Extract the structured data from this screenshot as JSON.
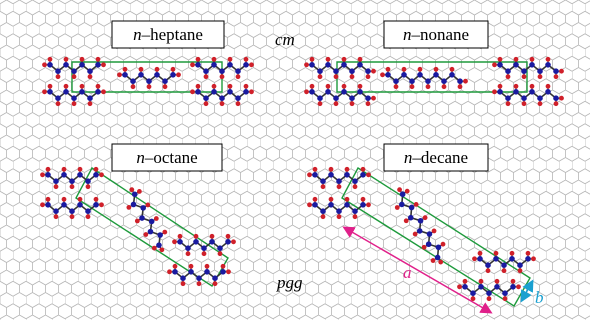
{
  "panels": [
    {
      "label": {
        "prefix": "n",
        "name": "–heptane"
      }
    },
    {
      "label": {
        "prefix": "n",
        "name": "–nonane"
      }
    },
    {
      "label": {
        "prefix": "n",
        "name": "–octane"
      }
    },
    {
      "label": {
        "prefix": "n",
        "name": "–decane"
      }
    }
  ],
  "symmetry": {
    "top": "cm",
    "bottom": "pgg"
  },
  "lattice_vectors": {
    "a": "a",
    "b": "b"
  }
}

• • • •

Your instructions:
Copy every line of the records above that contains "name".

Task result:
        "name": "–heptane"
        "name": "–nonane"
        "name": "–octane"
        "name": "–decane"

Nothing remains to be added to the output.